Philip Montgomery

Current position
- Title: Associate head coach and wide receivers coach
- Team: Mississippi State
- Conference: SEC

Biographical details
- Born: December 21, 1971 (age 54) Dallas, Texas, U.S.

Playing career
- 1990–1993: Tarleton State
- Positions: Quarterback, free safety

Coaching career (HC unless noted)
- 1994: Tarleton State (SA)
- 1995: Celeste HS (TX) (OC/QB/RB)
- 1996: Stephenville JR HS (TX) (QB/RB)
- 1997–2001: Stephenville HS (TX) (QB/RB)
- 2002: Denton HS (TX) (OC)
- 2003–2006: Houston (QB/RB)
- 2007: Houston (co-OC/QB/RB)
- 2008–2011: Baylor (co-OC/QB/RB)
- 2012–2014: Baylor (OC/QB)
- 2015–2022: Tulsa
- 2023: Auburn (OC/QB)
- 2024: Birmingham Stallions (co-OC)
- 2025: Virginia Tech (OC)
- 2025: Virginia Tech (interim HC)
- 2026–present: Mississippi State (AHC/WR)

Head coaching record
- Overall: 46–59
- Bowls: 2–2

= Philip Montgomery =

American football player and coach (born 1971)

▸ **What the task requires**
Copy the stretch of the Philip Montgomery profile from "Playing career" through "2012–2014: Baylor (OC/QB)" word for word.

▸ **Material supplied**

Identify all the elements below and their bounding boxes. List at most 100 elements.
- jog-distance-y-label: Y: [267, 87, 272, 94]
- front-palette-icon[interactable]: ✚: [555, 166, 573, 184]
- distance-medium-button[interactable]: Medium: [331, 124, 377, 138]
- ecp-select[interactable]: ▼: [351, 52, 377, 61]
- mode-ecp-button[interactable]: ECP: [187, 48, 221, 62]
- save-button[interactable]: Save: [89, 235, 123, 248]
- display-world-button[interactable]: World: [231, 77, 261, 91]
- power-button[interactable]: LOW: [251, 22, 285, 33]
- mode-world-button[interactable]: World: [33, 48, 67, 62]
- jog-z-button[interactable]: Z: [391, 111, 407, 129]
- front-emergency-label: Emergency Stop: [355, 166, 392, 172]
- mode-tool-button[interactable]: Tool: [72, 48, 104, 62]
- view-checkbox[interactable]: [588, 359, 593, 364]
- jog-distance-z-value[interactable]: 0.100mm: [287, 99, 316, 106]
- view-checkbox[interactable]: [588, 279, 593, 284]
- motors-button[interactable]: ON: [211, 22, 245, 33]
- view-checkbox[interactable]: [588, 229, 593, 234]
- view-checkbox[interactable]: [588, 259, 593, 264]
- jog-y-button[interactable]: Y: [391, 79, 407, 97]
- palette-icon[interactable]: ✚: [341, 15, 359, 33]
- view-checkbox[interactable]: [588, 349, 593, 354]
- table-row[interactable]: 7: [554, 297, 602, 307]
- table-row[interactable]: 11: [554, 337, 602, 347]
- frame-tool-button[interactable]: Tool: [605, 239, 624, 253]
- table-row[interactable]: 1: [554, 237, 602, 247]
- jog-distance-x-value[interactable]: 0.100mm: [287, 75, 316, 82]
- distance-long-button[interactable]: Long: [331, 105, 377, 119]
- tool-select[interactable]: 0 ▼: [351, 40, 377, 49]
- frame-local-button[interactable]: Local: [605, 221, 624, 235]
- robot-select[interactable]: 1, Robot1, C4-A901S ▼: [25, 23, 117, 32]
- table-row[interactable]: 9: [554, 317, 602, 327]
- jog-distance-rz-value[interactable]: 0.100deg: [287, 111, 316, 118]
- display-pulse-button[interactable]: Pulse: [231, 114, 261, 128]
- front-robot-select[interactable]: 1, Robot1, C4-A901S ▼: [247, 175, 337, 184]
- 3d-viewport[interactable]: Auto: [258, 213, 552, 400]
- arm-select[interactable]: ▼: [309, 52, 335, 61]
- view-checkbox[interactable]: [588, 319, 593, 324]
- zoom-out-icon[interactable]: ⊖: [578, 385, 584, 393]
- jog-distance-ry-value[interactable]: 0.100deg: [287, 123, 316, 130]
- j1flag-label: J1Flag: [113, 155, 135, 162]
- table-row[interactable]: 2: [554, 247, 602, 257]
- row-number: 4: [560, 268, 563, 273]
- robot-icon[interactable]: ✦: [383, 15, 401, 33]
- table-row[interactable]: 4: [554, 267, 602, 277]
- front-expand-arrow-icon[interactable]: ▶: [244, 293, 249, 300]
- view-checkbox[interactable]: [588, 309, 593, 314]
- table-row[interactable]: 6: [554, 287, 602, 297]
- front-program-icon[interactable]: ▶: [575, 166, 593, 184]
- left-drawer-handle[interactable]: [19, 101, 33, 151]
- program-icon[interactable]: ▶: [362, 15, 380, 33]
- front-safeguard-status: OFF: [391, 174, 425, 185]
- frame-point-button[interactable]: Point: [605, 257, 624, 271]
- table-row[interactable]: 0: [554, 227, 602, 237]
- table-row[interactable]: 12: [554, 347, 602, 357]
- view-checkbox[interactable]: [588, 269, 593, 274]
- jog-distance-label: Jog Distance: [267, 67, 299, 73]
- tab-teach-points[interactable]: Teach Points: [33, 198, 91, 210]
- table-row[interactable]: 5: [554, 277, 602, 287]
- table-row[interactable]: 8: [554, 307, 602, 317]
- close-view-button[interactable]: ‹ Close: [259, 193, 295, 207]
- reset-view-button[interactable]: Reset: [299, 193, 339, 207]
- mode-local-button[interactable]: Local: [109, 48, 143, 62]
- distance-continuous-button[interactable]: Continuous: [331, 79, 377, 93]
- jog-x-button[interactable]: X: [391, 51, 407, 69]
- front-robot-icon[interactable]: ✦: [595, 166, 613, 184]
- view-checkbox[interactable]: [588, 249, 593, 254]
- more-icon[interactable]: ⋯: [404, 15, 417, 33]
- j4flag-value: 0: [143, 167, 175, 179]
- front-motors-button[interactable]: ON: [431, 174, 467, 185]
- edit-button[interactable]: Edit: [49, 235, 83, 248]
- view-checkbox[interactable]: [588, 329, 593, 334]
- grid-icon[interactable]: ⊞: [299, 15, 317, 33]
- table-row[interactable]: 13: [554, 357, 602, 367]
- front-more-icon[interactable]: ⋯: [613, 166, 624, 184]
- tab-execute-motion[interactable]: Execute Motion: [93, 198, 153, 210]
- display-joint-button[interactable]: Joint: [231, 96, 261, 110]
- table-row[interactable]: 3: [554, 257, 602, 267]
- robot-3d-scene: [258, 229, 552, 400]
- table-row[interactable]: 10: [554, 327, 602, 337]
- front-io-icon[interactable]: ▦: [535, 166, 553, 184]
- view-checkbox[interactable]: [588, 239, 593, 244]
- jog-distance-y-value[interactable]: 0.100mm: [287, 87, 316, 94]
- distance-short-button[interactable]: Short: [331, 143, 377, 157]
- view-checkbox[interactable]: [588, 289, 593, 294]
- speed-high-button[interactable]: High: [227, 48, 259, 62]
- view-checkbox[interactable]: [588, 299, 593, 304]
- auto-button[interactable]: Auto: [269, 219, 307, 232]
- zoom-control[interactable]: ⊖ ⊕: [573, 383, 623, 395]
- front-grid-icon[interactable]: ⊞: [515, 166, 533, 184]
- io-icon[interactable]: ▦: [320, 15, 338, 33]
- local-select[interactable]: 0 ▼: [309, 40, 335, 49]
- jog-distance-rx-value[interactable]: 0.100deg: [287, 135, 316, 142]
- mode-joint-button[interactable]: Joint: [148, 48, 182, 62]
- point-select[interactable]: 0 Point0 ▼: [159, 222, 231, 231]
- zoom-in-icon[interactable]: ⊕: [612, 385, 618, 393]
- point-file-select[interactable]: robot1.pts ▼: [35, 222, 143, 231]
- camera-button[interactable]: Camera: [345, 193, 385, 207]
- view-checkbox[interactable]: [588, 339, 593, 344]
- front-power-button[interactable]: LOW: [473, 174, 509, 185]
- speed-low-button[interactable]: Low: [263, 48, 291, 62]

▸ **Result of the task**
Playing career
- 1990–1993: Tarleton State
- Positions: Quarterback, free safety

Coaching career (HC unless noted)
- 1994: Tarleton State (SA)
- 1995: Celeste HS (TX) (OC/QB/RB)
- 1996: Stephenville JR HS (TX) (QB/RB)
- 1997–2001: Stephenville HS (TX) (QB/RB)
- 2002: Denton HS (TX) (OC)
- 2003–2006: Houston (QB/RB)
- 2007: Houston (co-OC/QB/RB)
- 2008–2011: Baylor (co-OC/QB/RB)
- 2012–2014: Baylor (OC/QB)